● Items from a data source
• • •
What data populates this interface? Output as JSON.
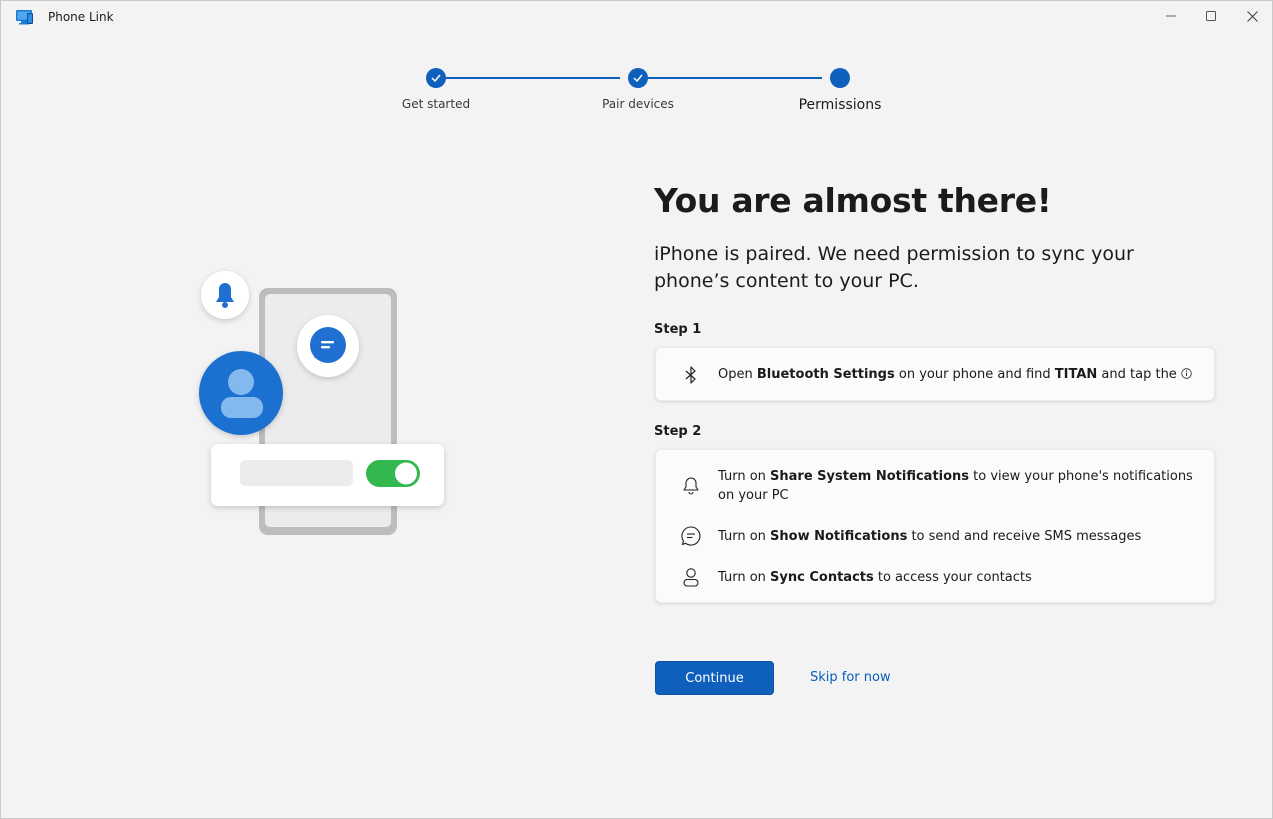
{
  "window": {
    "title": "Phone Link"
  },
  "stepper": {
    "steps": [
      {
        "label": "Get started"
      },
      {
        "label": "Pair devices"
      },
      {
        "label": "Permissions"
      }
    ]
  },
  "main": {
    "heading": "You are almost there!",
    "subtitle": "iPhone is paired. We need permission to sync your phone’s content to your PC.",
    "step1": {
      "title": "Step 1",
      "item": {
        "t1": "Open ",
        "b1": "Bluetooth Settings",
        "t2": " on your phone and find ",
        "b2": "TITAN",
        "t3": " and tap the ",
        "icon": "info-icon"
      }
    },
    "step2": {
      "title": "Step 2",
      "items": [
        {
          "icon": "bell-icon",
          "t1": "Turn on ",
          "b1": "Share System Notifications",
          "t2": " to view your phone's notifications on your PC"
        },
        {
          "icon": "chat-icon",
          "t1": "Turn on ",
          "b1": "Show Notifications",
          "t2": " to send and receive SMS messages"
        },
        {
          "icon": "person-icon",
          "t1": "Turn on ",
          "b1": "Sync Contacts",
          "t2": " to access your contacts"
        }
      ]
    },
    "buttons": {
      "continue": "Continue",
      "skip": "Skip for now"
    }
  },
  "colors": {
    "accent": "#0f5fbd",
    "toggle_on": "#32b84e",
    "background": "#f3f3f3"
  }
}
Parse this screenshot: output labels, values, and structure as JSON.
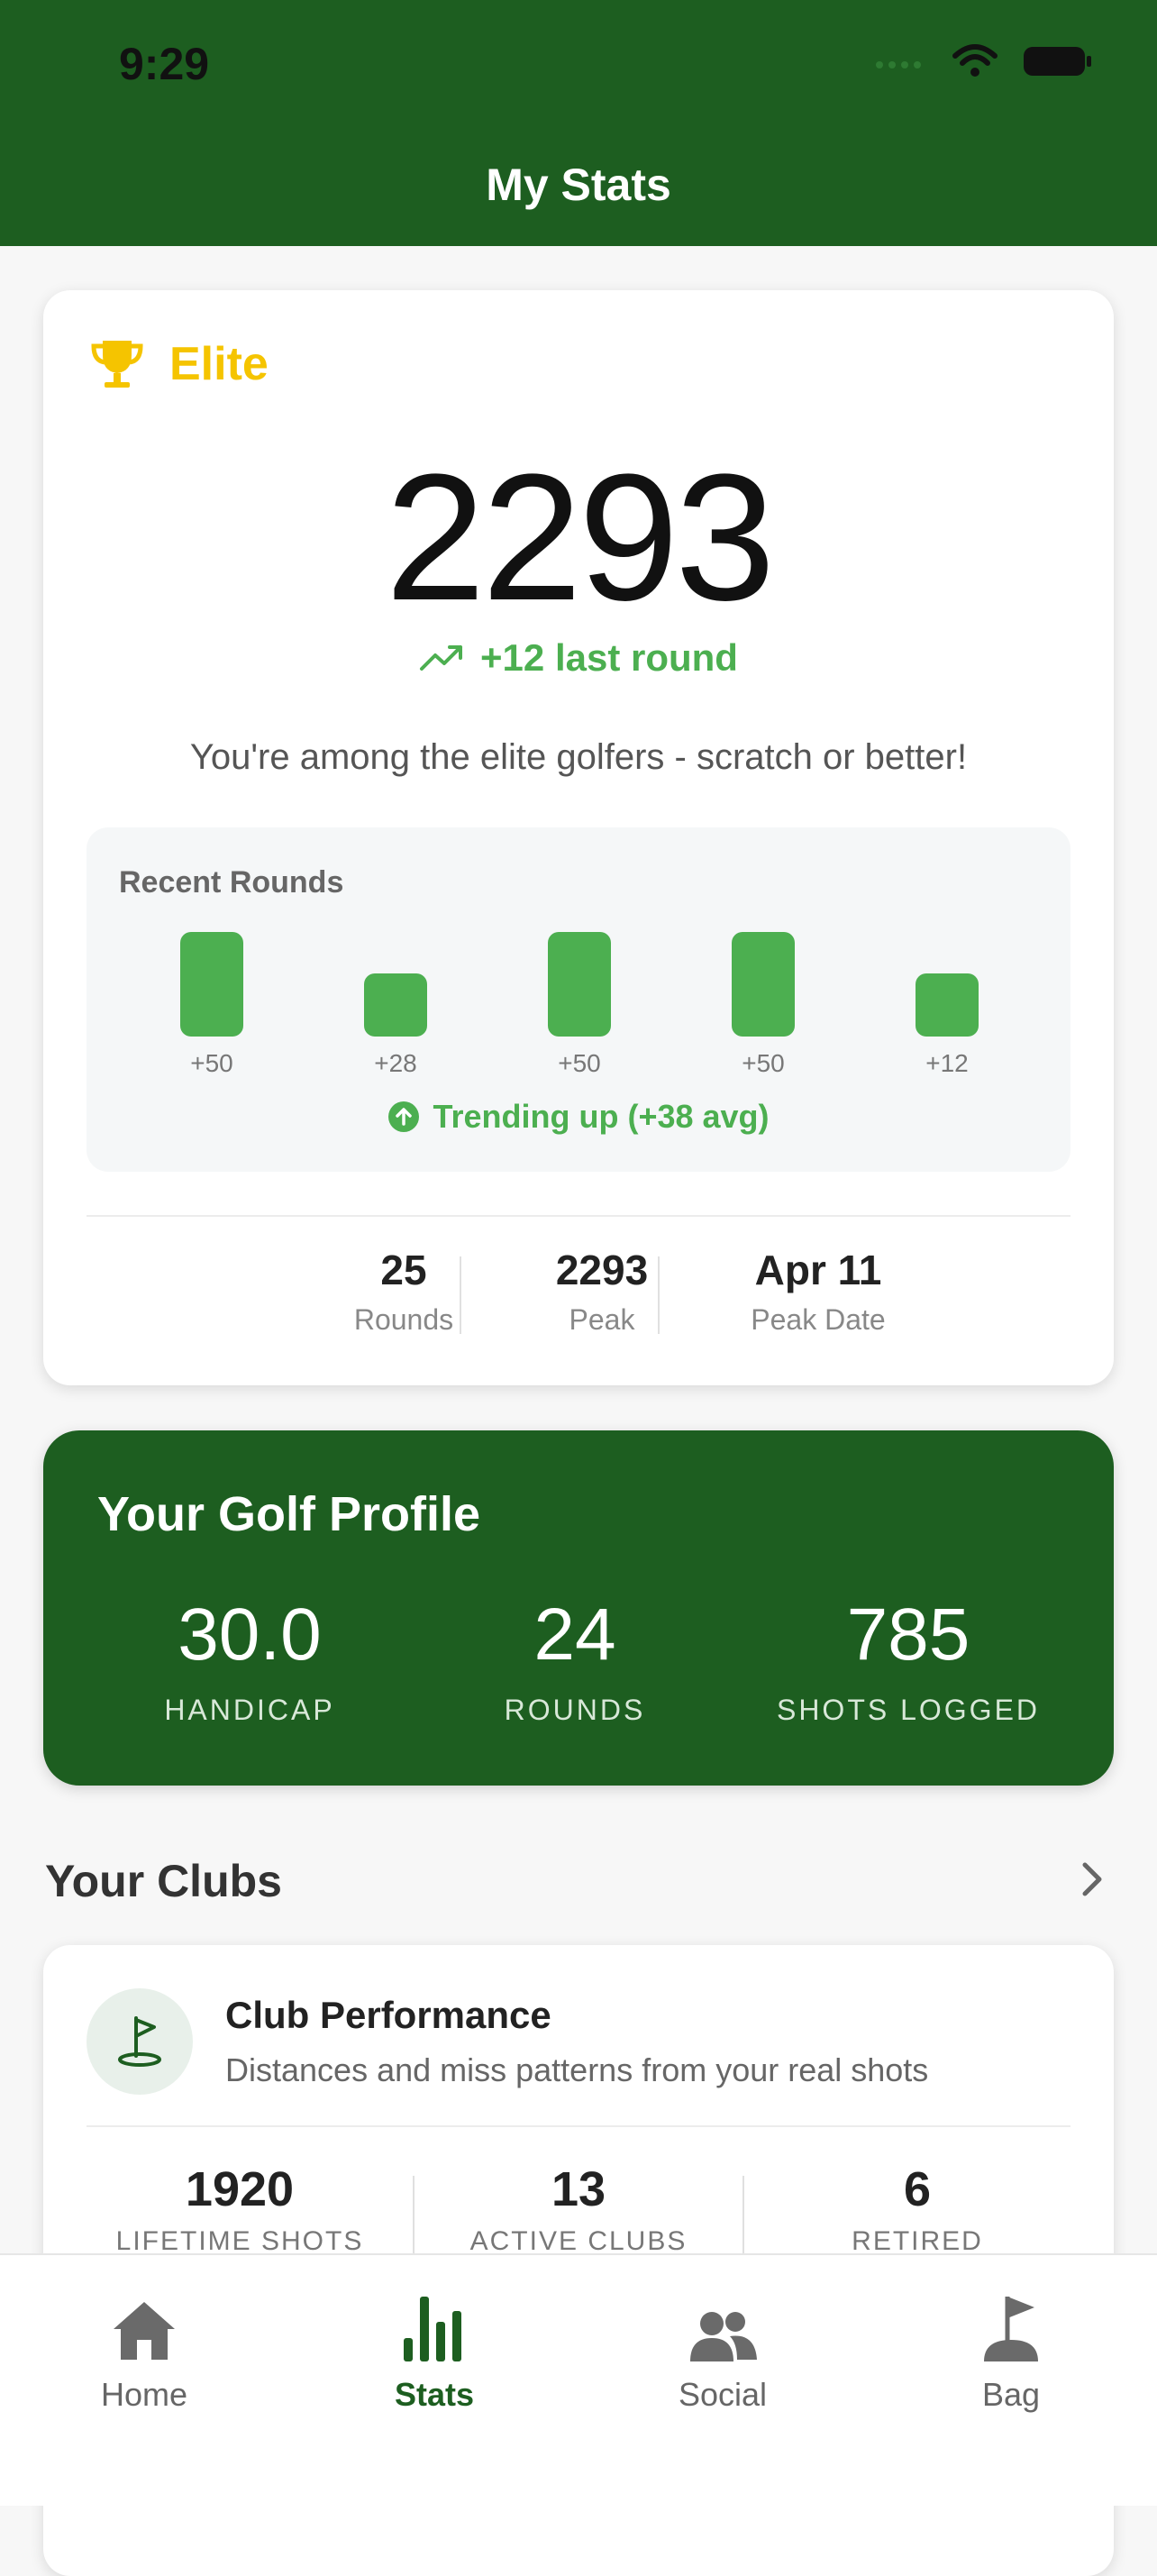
• • •
● Task statement
Copy every line that includes the string "this" from the material above.

● The result
What data populates this interface? Output as JSON.
Parse this screenshot: output labels, values, and structure as JSON.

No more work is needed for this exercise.